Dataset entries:
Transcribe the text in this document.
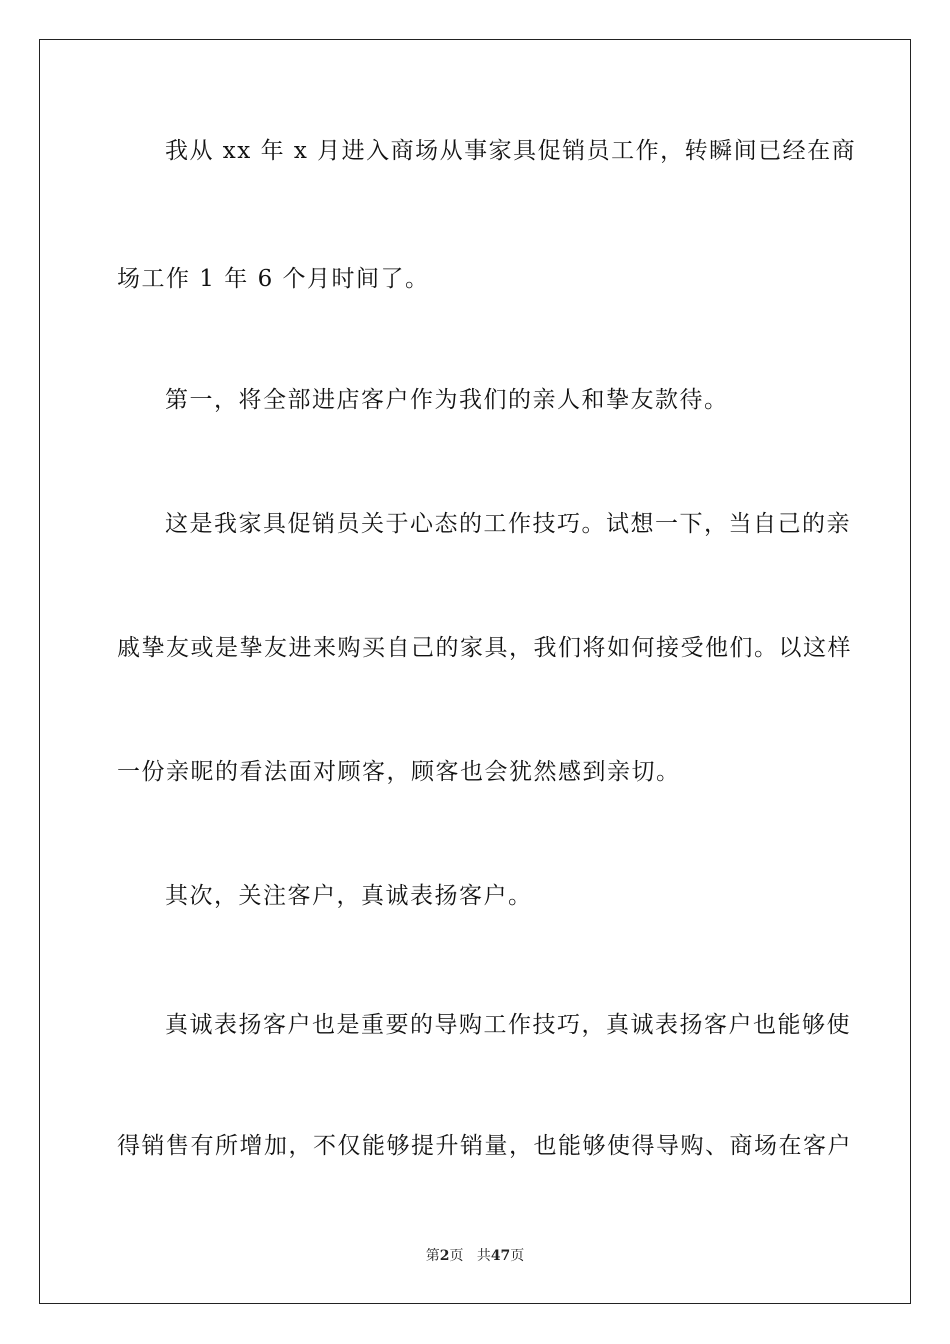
我从 xx 年 x 月进入商场从事家具促销员工作，转瞬间已经在商
场工作 1 年 6 个月时间了。
第一，将全部进店客户作为我们的亲人和挚友款待。
这是我家具促销员关于心态的工作技巧。试想一下，当自己的亲
戚挚友或是挚友进来购买自己的家具，我们将如何接受他们。以这样
一份亲昵的看法面对顾客，顾客也会犹然感到亲切。
其次，关注客户，真诚表扬客户。
真诚表扬客户也是重要的导购工作技巧，真诚表扬客户也能够使
得销售有所增加，不仅能够提升销量，也能够使得导购、商场在客户
第2页 共47页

◆ STATED GOAL
Reproduce all the entries that precede this task, word for word, minus any pictures.

◆ RESULT
Transcribe the text in this document.
我从 xx 年 x 月进入商场从事家具促销员工作，转瞬间已经在商
场工作 1 年 6 个月时间了。
第一，将全部进店客户作为我们的亲人和挚友款待。
这是我家具促销员关于心态的工作技巧。试想一下，当自己的亲
戚挚友或是挚友进来购买自己的家具，我们将如何接受他们。以这样
一份亲昵的看法面对顾客，顾客也会犹然感到亲切。
其次，关注客户，真诚表扬客户。
真诚表扬客户也是重要的导购工作技巧，真诚表扬客户也能够使
得销售有所增加，不仅能够提升销量，也能够使得导购、商场在客户
第2页 共47页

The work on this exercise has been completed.